__Exercise task__
Repeat, exactly and completely, the material that follows. Omit the pictures.

__Provided material__

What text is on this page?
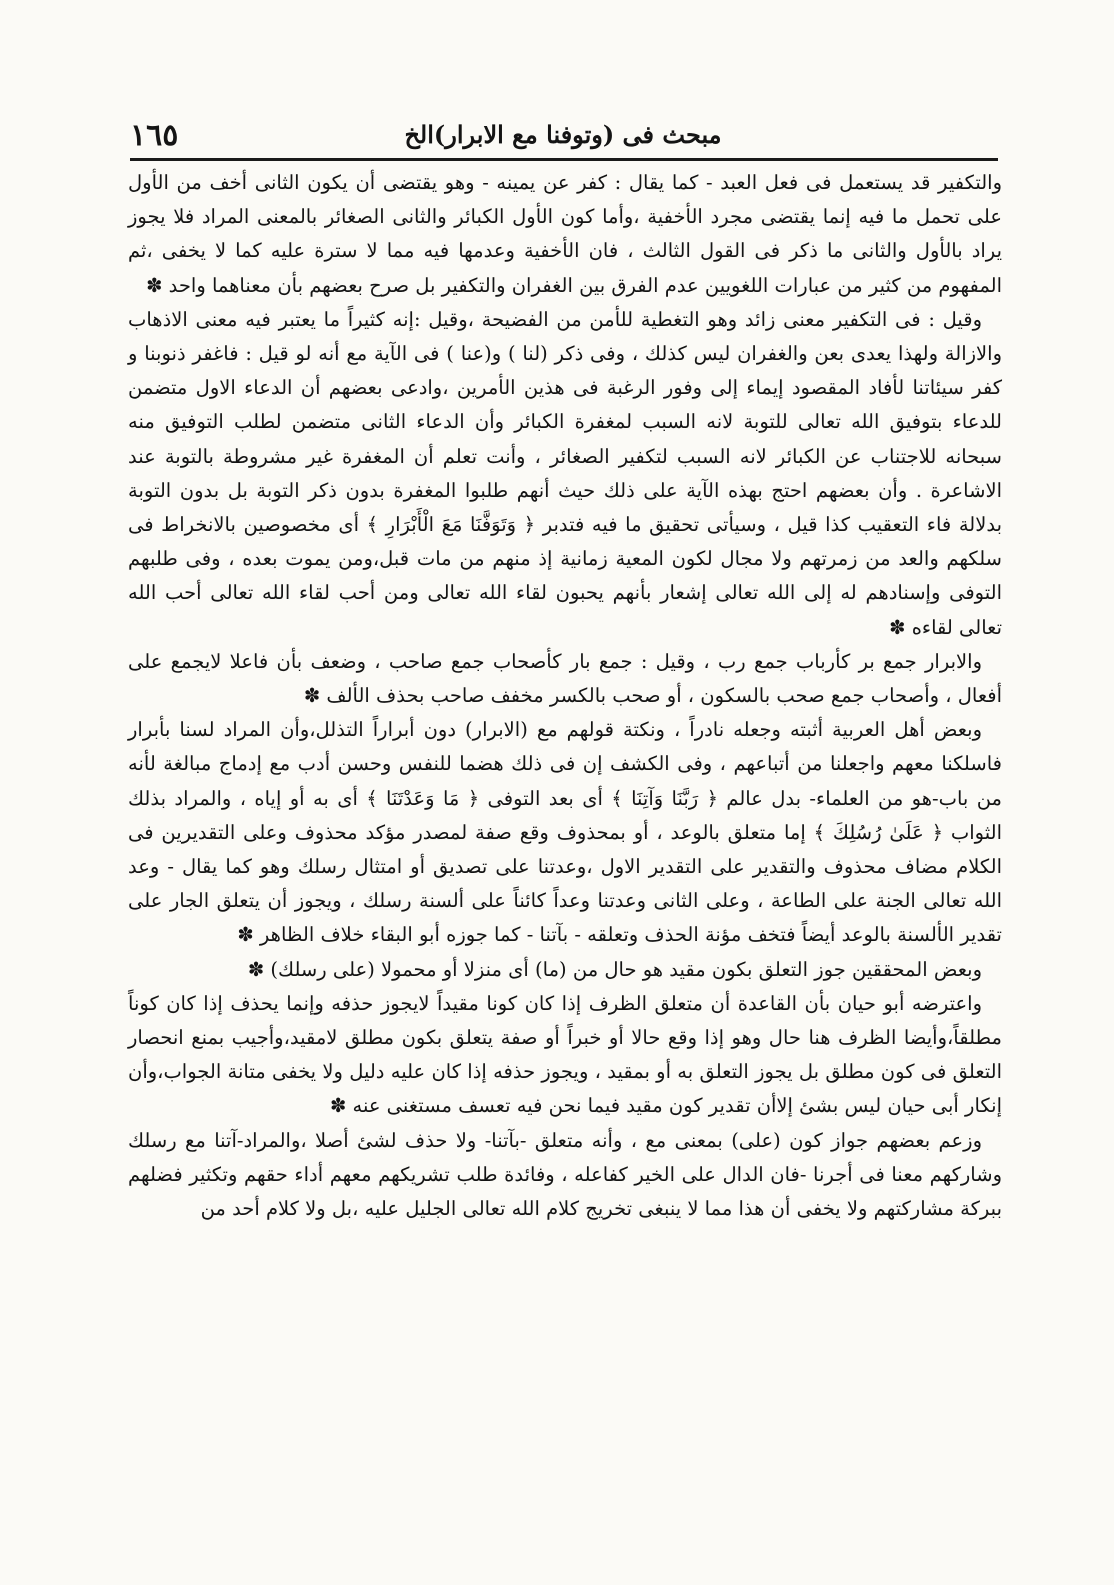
مبحث فى (وتوفنا مع الابرار)الخ
١٦٥

والتكفير قد يستعمل فى فعل العبد - كما يقال : كفر عن يمينه - وهو يقتضى أن يكون الثانى أخف من الأول على تحمل ما فيه إنما يقتضى مجرد الأخفية ،وأما كون الأول الكبائر والثانى الصغائر بالمعنى المراد فلا يجوز يراد بالأول والثانى ما ذكر فى القول الثالث ، فان الأخفية وعدمها فيه مما لا سترة عليه كما لا يخفى ،ثم المفهوم من كثير من عبارات اللغويين عدم الفرق بين الغفران والتكفير بل صرح بعضهم بأن معناهما واحد ✽

وقيل : فى التكفير معنى زائد وهو التغطية للأمن من الفضيحة ،وقيل :إنه كثيراً ما يعتبر فيه معنى الاذهاب والازالة ولهذا يعدى بعن والغفران ليس كذلك ، وفى ذكر (لنا ) و(عنا ) فى الآية مع أنه لو قيل : فاغفر ذنوبنا و كفر سيئاتنا لأفاد المقصود إيماء إلى وفور الرغبة فى هذين الأمرين ،وادعى بعضهم أن الدعاء الاول متضمن للدعاء بتوفيق الله تعالى للتوبة لانه السبب لمغفرة الكبائر وأن الدعاء الثانى متضمن لطلب التوفيق منه سبحانه للاجتناب عن الكبائر لانه السبب لتكفير الصغائر ، وأنت تعلم أن المغفرة غير مشروطة بالتوبة عند الاشاعرة . وأن بعضهم احتج بهذه الآية على ذلك حيث أنهم طلبوا المغفرة بدون ذكر التوبة بل بدون التوبة بدلالة فاء التعقيب كذا قيل ، وسيأتى تحقيق ما فيه فتدبر ﴿ وَتَوَفَّنَا مَعَ الْأَبْرَارِ ﴾ أى مخصوصين بالانخراط فى سلكهم والعد من زمرتهم ولا مجال لكون المعية زمانية إذ منهم من مات قبل،ومن يموت بعده ، وفى طلبهم التوفى وإسنادهم له إلى الله تعالى إشعار بأنهم يحبون لقاء الله تعالى ومن أحب لقاء الله تعالى أحب الله تعالى لقاءه ✽

والابرار جمع بر كأرباب جمع رب ، وقيل : جمع بار كأصحاب جمع صاحب ، وضعف بأن فاعلا لايجمع على أفعال ، وأصحاب جمع صحب بالسكون ، أو صحب بالكسر مخفف صاحب بحذف الألف ✽

وبعض أهل العربية أثبته وجعله نادراً ، ونكتة قولهم مع (الابرار) دون أبراراً التذلل،وأن المراد لسنا بأبرار فاسلكنا معهم واجعلنا من أتباعهم ، وفى الكشف إن فى ذلك هضما للنفس وحسن أدب مع إدماج مبالغة لأنه من باب-هو من العلماء- بدل عالم ﴿ رَبَّنَا وَآتِنَا ﴾ أى بعد التوفى ﴿ مَا وَعَدْتَنَا ﴾ أى به أو إياه ، والمراد بذلك الثواب ﴿ عَلَىٰ رُسُلِكَ ﴾ إما متعلق بالوعد ، أو بمحذوف وقع صفة لمصدر مؤكد محذوف وعلى التقديرين فى الكلام مضاف محذوف والتقدير على التقدير الاول ،وعدتنا على تصديق أو امتثال رسلك وهو كما يقال - وعد الله تعالى الجنة على الطاعة ، وعلى الثانى وعدتنا وعداً كائناً على ألسنة رسلك ، ويجوز أن يتعلق الجار على تقدير الألسنة بالوعد أيضاً فتخف مؤنة الحذف وتعلقه - بآتنا - كما جوزه أبو البقاء خلاف الظاهر ✽

وبعض المحققين جوز التعلق بكون مقيد هو حال من (ما) أى منزلا أو محمولا (على رسلك) ✽

واعترضه أبو حيان بأن القاعدة أن متعلق الظرف إذا كان كونا مقيداً لايجوز حذفه وإنما يحذف إذا كان كوناً مطلقاً،وأيضا الظرف هنا حال وهو إذا وقع حالا أو خبراً أو صفة يتعلق بكون مطلق لامقيد،وأجيب بمنع انحصار التعلق فى كون مطلق بل يجوز التعلق به أو بمقيد ، ويجوز حذفه إذا كان عليه دليل ولا يخفى متانة الجواب،وأن إنكار أبى حيان ليس بشئ إلاأن تقدير كون مقيد فيما نحن فيه تعسف مستغنى عنه ✽

وزعم بعضهم جواز كون (على) بمعنى مع ، وأنه متعلق -بآتنا- ولا حذف لشئ أصلا ،والمراد-آتنا مع رسلك وشاركهم معنا فى أجرنا -فان الدال على الخير كفاعله ، وفائدة طلب تشريكهم معهم أداء حقهم وتكثير فضلهم ببركة مشاركتهم ولا يخفى أن هذا مما لا ينبغى تخريج كلام الله تعالى الجليل عليه ،بل ولا كلام أحد من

__Solution for this problem__
What text is on this page?
مبحث فى (وتوفنا مع الابرار)الخ
١٦٥

والتكفير قد يستعمل فى فعل العبد - كما يقال : كفر عن يمينه - وهو يقتضى أن يكون الثانى أخف من الأول على تحمل ما فيه إنما يقتضى مجرد الأخفية ،وأما كون الأول الكبائر والثانى الصغائر بالمعنى المراد فلا يجوز يراد بالأول والثانى ما ذكر فى القول الثالث ، فان الأخفية وعدمها فيه مما لا سترة عليه كما لا يخفى ،ثم المفهوم من كثير من عبارات اللغويين عدم الفرق بين الغفران والتكفير بل صرح بعضهم بأن معناهما واحد ✽

وقيل : فى التكفير معنى زائد وهو التغطية للأمن من الفضيحة ،وقيل :إنه كثيراً ما يعتبر فيه معنى الاذهاب والازالة ولهذا يعدى بعن والغفران ليس كذلك ، وفى ذكر (لنا ) و(عنا ) فى الآية مع أنه لو قيل : فاغفر ذنوبنا و كفر سيئاتنا لأفاد المقصود إيماء إلى وفور الرغبة فى هذين الأمرين ،وادعى بعضهم أن الدعاء الاول متضمن للدعاء بتوفيق الله تعالى للتوبة لانه السبب لمغفرة الكبائر وأن الدعاء الثانى متضمن لطلب التوفيق منه سبحانه للاجتناب عن الكبائر لانه السبب لتكفير الصغائر ، وأنت تعلم أن المغفرة غير مشروطة بالتوبة عند الاشاعرة . وأن بعضهم احتج بهذه الآية على ذلك حيث أنهم طلبوا المغفرة بدون ذكر التوبة بل بدون التوبة بدلالة فاء التعقيب كذا قيل ، وسيأتى تحقيق ما فيه فتدبر ﴿ وَتَوَفَّنَا مَعَ الْأَبْرَارِ ﴾ أى مخصوصين بالانخراط فى سلكهم والعد من زمرتهم ولا مجال لكون المعية زمانية إذ منهم من مات قبل،ومن يموت بعده ، وفى طلبهم التوفى وإسنادهم له إلى الله تعالى إشعار بأنهم يحبون لقاء الله تعالى ومن أحب لقاء الله تعالى أحب الله تعالى لقاءه ✽

والابرار جمع بر كأرباب جمع رب ، وقيل : جمع بار كأصحاب جمع صاحب ، وضعف بأن فاعلا لايجمع على أفعال ، وأصحاب جمع صحب بالسكون ، أو صحب بالكسر مخفف صاحب بحذف الألف ✽

وبعض أهل العربية أثبته وجعله نادراً ، ونكتة قولهم مع (الابرار) دون أبراراً التذلل،وأن المراد لسنا بأبرار فاسلكنا معهم واجعلنا من أتباعهم ، وفى الكشف إن فى ذلك هضما للنفس وحسن أدب مع إدماج مبالغة لأنه من باب-هو من العلماء- بدل عالم ﴿ رَبَّنَا وَآتِنَا ﴾ أى بعد التوفى ﴿ مَا وَعَدْتَنَا ﴾ أى به أو إياه ، والمراد بذلك الثواب ﴿ عَلَىٰ رُسُلِكَ ﴾ إما متعلق بالوعد ، أو بمحذوف وقع صفة لمصدر مؤكد محذوف وعلى التقديرين فى الكلام مضاف محذوف والتقدير على التقدير الاول ،وعدتنا على تصديق أو امتثال رسلك وهو كما يقال - وعد الله تعالى الجنة على الطاعة ، وعلى الثانى وعدتنا وعداً كائناً على ألسنة رسلك ، ويجوز أن يتعلق الجار على تقدير الألسنة بالوعد أيضاً فتخف مؤنة الحذف وتعلقه - بآتنا - كما جوزه أبو البقاء خلاف الظاهر ✽

وبعض المحققين جوز التعلق بكون مقيد هو حال من (ما) أى منزلا أو محمولا (على رسلك) ✽

واعترضه أبو حيان بأن القاعدة أن متعلق الظرف إذا كان كونا مقيداً لايجوز حذفه وإنما يحذف إذا كان كوناً مطلقاً،وأيضا الظرف هنا حال وهو إذا وقع حالا أو خبراً أو صفة يتعلق بكون مطلق لامقيد،وأجيب بمنع انحصار التعلق فى كون مطلق بل يجوز التعلق به أو بمقيد ، ويجوز حذفه إذا كان عليه دليل ولا يخفى متانة الجواب،وأن إنكار أبى حيان ليس بشئ إلاأن تقدير كون مقيد فيما نحن فيه تعسف مستغنى عنه ✽

وزعم بعضهم جواز كون (على) بمعنى مع ، وأنه متعلق -بآتنا- ولا حذف لشئ أصلا ،والمراد-آتنا مع رسلك وشاركهم معنا فى أجرنا -فان الدال على الخير كفاعله ، وفائدة طلب تشريكهم معهم أداء حقهم وتكثير فضلهم ببركة مشاركتهم ولا يخفى أن هذا مما لا ينبغى تخريج كلام الله تعالى الجليل عليه ،بل ولا كلام أحد من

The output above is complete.